▸ Exercise directions: Restate the full set of records exactly, word for word.

Chart and figure data:

################

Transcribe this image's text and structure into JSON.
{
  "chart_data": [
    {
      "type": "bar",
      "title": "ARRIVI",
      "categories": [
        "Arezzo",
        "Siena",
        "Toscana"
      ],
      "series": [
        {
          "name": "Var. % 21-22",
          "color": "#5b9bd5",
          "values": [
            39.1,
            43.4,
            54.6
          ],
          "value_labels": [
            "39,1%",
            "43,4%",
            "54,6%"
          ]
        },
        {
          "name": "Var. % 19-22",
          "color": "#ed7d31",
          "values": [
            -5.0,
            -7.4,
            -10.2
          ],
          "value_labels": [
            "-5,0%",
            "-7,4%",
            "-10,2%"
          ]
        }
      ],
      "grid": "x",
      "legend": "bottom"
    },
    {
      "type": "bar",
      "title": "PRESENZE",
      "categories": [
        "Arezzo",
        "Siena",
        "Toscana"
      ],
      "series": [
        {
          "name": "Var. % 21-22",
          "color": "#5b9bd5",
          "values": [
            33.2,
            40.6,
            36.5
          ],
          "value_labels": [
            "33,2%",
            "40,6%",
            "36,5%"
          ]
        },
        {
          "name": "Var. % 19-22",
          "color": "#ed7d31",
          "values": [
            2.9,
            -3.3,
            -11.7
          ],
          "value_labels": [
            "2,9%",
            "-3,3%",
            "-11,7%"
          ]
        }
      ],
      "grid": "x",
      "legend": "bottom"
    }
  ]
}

################

▸ Completed task:
Transcribe this image's text and structure into JSON.
{
  "chart_data": [
    {
      "type": "bar",
      "title": "ARRIVI",
      "categories": [
        "Arezzo",
        "Siena",
        "Toscana"
      ],
      "series": [
        {
          "name": "Var. % 21-22",
          "color": "#5b9bd5",
          "values": [
            39.1,
            43.4,
            54.6
          ],
          "value_labels": [
            "39,1%",
            "43,4%",
            "54,6%"
          ]
        },
        {
          "name": "Var. % 19-22",
          "color": "#ed7d31",
          "values": [
            -5.0,
            -7.4,
            -10.2
          ],
          "value_labels": [
            "-5,0%",
            "-7,4%",
            "-10,2%"
          ]
        }
      ],
      "grid": "x",
      "legend": "bottom"
    },
    {
      "type": "bar",
      "title": "PRESENZE",
      "categories": [
        "Arezzo",
        "Siena",
        "Toscana"
      ],
      "series": [
        {
          "name": "Var. % 21-22",
          "color": "#5b9bd5",
          "values": [
            33.2,
            40.6,
            36.5
          ],
          "value_labels": [
            "33,2%",
            "40,6%",
            "36,5%"
          ]
        },
        {
          "name": "Var. % 19-22",
          "color": "#ed7d31",
          "values": [
            2.9,
            -3.3,
            -11.7
          ],
          "value_labels": [
            "2,9%",
            "-3,3%",
            "-11,7%"
          ]
        }
      ],
      "grid": "x",
      "legend": "bottom"
    }
  ]
}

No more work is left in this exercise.